>> begin
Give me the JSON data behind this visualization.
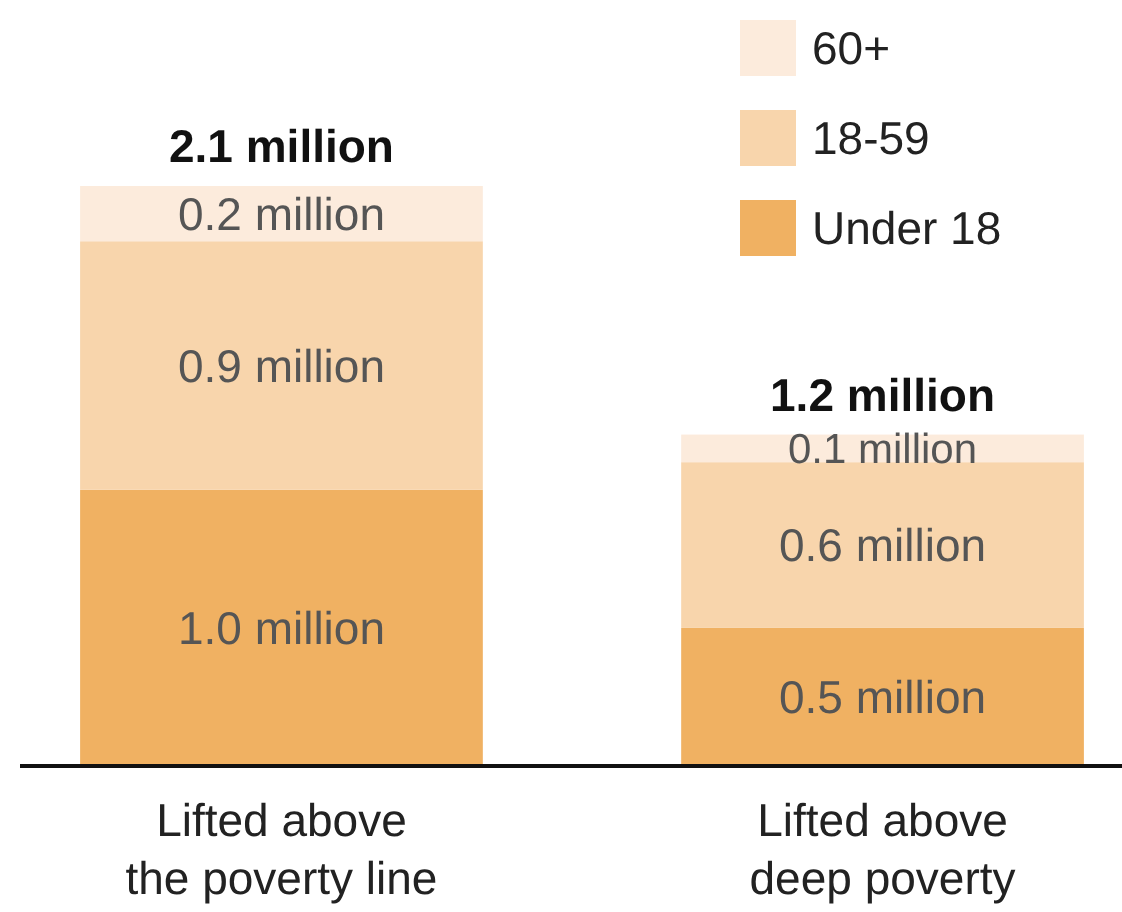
{
  "chart_data": {
    "type": "bar",
    "stacked": true,
    "legend": "top right",
    "categories": [
      "Lifted above\nthe poverty line",
      "Lifted above\ndeep poverty"
    ],
    "series": [
      {
        "name": "Under 18",
        "color": "#f0b162",
        "values": [
          1.0,
          0.5
        ],
        "value_labels": [
          "1.0 million",
          "0.5 million"
        ]
      },
      {
        "name": "18-59",
        "color": "#f8d5ac",
        "values": [
          0.9,
          0.6
        ],
        "value_labels": [
          "0.9 million",
          "0.6 million"
        ]
      },
      {
        "name": "60+",
        "color": "#fcebdc",
        "values": [
          0.2,
          0.1
        ],
        "value_labels": [
          "0.2 million",
          "0.1 million"
        ]
      }
    ],
    "totals": [
      "2.1 million",
      "1.2 million"
    ]
  }
}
>> end
Transcribe the material as is, with images omitted.

Give me the JSON data behind this visualization.
{
  "chart_data": {
    "type": "bar",
    "stacked": true,
    "legend": "top right",
    "categories": [
      "Lifted above\nthe poverty line",
      "Lifted above\ndeep poverty"
    ],
    "series": [
      {
        "name": "Under 18",
        "color": "#f0b162",
        "values": [
          1.0,
          0.5
        ],
        "value_labels": [
          "1.0 million",
          "0.5 million"
        ]
      },
      {
        "name": "18-59",
        "color": "#f8d5ac",
        "values": [
          0.9,
          0.6
        ],
        "value_labels": [
          "0.9 million",
          "0.6 million"
        ]
      },
      {
        "name": "60+",
        "color": "#fcebdc",
        "values": [
          0.2,
          0.1
        ],
        "value_labels": [
          "0.2 million",
          "0.1 million"
        ]
      }
    ],
    "totals": [
      "2.1 million",
      "1.2 million"
    ]
  }
}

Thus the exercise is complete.